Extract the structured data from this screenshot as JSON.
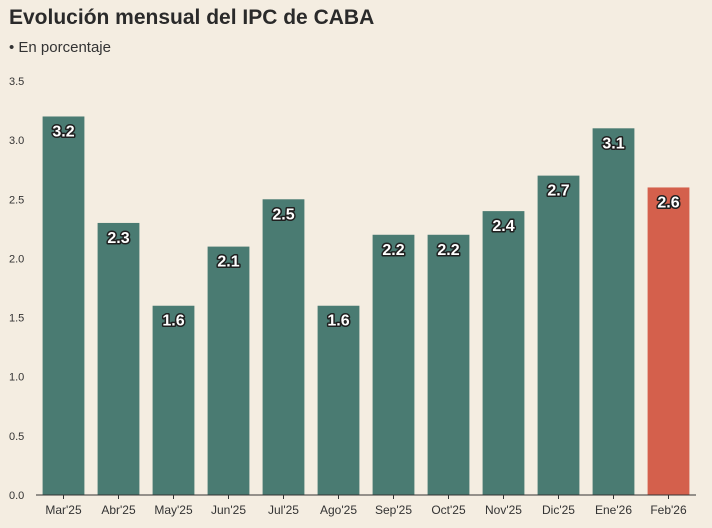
{
  "header": {
    "title": "Evolución mensual del IPC de CABA",
    "subtitle": "• En porcentaje"
  },
  "colors": {
    "background": "#f4ede1",
    "bar": "#4a7b72",
    "highlight": "#d4604c",
    "axis": "#333333"
  },
  "chart_data": {
    "type": "bar",
    "title": "Evolución mensual del IPC de CABA",
    "subtitle": "• En porcentaje",
    "xlabel": "",
    "ylabel": "",
    "categories": [
      "Mar'25",
      "Abr'25",
      "May'25",
      "Jun'25",
      "Jul'25",
      "Ago'25",
      "Sep'25",
      "Oct'25",
      "Nov'25",
      "Dic'25",
      "Ene'26",
      "Feb'26"
    ],
    "values": [
      3.2,
      2.3,
      1.6,
      2.1,
      2.5,
      1.6,
      2.2,
      2.2,
      2.4,
      2.7,
      3.1,
      2.6
    ],
    "value_labels": [
      "3.2",
      "2.3",
      "1.6",
      "2.1",
      "2.5",
      "1.6",
      "2.2",
      "2.2",
      "2.4",
      "2.7",
      "3.1",
      "2.6"
    ],
    "highlight_categories": [
      "Feb'26"
    ],
    "ylim": [
      0,
      3.5
    ],
    "yticks": [
      0,
      0.5,
      1,
      1.5,
      2,
      2.5,
      3,
      3.5
    ],
    "ytick_labels": [
      "0.0",
      "0.5",
      "1.0",
      "1.5",
      "2.0",
      "2.5",
      "3.0",
      "3.5"
    ],
    "grid": false,
    "legend": "none"
  }
}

----

> _TO BE DONE_
Search the data for "subtitle". Copy every line that has it.

> _EXERCISE OUTPUT_
    "subtitle": "• En porcentaje"
    "subtitle": "• En porcentaje",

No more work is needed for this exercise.